== TASK INPUTS ==
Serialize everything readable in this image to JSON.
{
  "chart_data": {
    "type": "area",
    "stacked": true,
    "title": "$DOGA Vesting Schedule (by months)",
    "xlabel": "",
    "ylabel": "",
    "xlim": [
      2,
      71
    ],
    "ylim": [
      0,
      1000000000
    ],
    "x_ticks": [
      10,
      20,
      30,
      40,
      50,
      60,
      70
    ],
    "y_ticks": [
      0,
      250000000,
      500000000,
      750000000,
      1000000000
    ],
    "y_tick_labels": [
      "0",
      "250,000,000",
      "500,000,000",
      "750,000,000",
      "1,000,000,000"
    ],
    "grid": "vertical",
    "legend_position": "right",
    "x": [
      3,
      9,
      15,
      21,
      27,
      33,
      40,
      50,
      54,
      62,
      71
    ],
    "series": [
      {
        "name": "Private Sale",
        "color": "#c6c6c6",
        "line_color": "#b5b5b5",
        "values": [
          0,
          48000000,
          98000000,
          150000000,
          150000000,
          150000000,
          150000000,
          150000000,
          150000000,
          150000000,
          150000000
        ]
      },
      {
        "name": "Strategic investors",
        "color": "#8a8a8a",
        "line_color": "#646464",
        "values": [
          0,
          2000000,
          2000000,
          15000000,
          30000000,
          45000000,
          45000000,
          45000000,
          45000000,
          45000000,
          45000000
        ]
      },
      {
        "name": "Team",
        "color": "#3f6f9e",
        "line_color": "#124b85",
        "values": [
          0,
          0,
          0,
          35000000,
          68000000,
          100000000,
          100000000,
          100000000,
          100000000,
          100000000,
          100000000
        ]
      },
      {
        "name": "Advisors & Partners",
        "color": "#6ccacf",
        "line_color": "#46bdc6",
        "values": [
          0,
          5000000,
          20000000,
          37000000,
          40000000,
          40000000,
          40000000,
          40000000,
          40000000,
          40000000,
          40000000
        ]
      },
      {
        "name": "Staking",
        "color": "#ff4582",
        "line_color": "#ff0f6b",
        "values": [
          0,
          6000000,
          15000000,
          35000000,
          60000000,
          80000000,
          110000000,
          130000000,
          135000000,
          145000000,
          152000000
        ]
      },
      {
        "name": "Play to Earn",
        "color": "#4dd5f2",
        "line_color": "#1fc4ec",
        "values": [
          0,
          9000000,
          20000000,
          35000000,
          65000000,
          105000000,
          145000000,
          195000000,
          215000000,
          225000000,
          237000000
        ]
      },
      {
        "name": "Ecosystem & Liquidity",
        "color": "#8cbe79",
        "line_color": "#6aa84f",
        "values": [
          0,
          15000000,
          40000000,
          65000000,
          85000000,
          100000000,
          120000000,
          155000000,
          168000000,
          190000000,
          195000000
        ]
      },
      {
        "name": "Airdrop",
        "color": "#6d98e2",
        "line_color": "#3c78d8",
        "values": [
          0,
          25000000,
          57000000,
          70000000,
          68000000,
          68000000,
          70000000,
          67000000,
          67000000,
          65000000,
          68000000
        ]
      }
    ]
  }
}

== EXERCISE PROMPT ==
Take the data above and return it exactly.

== FINISHED ANSWER ==
Serialize everything readable in this image to JSON.
{
  "chart_data": {
    "type": "area",
    "stacked": true,
    "title": "$DOGA Vesting Schedule (by months)",
    "xlabel": "",
    "ylabel": "",
    "xlim": [
      2,
      71
    ],
    "ylim": [
      0,
      1000000000
    ],
    "x_ticks": [
      10,
      20,
      30,
      40,
      50,
      60,
      70
    ],
    "y_ticks": [
      0,
      250000000,
      500000000,
      750000000,
      1000000000
    ],
    "y_tick_labels": [
      "0",
      "250,000,000",
      "500,000,000",
      "750,000,000",
      "1,000,000,000"
    ],
    "grid": "vertical",
    "legend_position": "right",
    "x": [
      3,
      9,
      15,
      21,
      27,
      33,
      40,
      50,
      54,
      62,
      71
    ],
    "series": [
      {
        "name": "Private Sale",
        "color": "#c6c6c6",
        "line_color": "#b5b5b5",
        "values": [
          0,
          48000000,
          98000000,
          150000000,
          150000000,
          150000000,
          150000000,
          150000000,
          150000000,
          150000000,
          150000000
        ]
      },
      {
        "name": "Strategic investors",
        "color": "#8a8a8a",
        "line_color": "#646464",
        "values": [
          0,
          2000000,
          2000000,
          15000000,
          30000000,
          45000000,
          45000000,
          45000000,
          45000000,
          45000000,
          45000000
        ]
      },
      {
        "name": "Team",
        "color": "#3f6f9e",
        "line_color": "#124b85",
        "values": [
          0,
          0,
          0,
          35000000,
          68000000,
          100000000,
          100000000,
          100000000,
          100000000,
          100000000,
          100000000
        ]
      },
      {
        "name": "Advisors & Partners",
        "color": "#6ccacf",
        "line_color": "#46bdc6",
        "values": [
          0,
          5000000,
          20000000,
          37000000,
          40000000,
          40000000,
          40000000,
          40000000,
          40000000,
          40000000,
          40000000
        ]
      },
      {
        "name": "Staking",
        "color": "#ff4582",
        "line_color": "#ff0f6b",
        "values": [
          0,
          6000000,
          15000000,
          35000000,
          60000000,
          80000000,
          110000000,
          130000000,
          135000000,
          145000000,
          152000000
        ]
      },
      {
        "name": "Play to Earn",
        "color": "#4dd5f2",
        "line_color": "#1fc4ec",
        "values": [
          0,
          9000000,
          20000000,
          35000000,
          65000000,
          105000000,
          145000000,
          195000000,
          215000000,
          225000000,
          237000000
        ]
      },
      {
        "name": "Ecosystem & Liquidity",
        "color": "#8cbe79",
        "line_color": "#6aa84f",
        "values": [
          0,
          15000000,
          40000000,
          65000000,
          85000000,
          100000000,
          120000000,
          155000000,
          168000000,
          190000000,
          195000000
        ]
      },
      {
        "name": "Airdrop",
        "color": "#6d98e2",
        "line_color": "#3c78d8",
        "values": [
          0,
          25000000,
          57000000,
          70000000,
          68000000,
          68000000,
          70000000,
          67000000,
          67000000,
          65000000,
          68000000
        ]
      }
    ]
  }
}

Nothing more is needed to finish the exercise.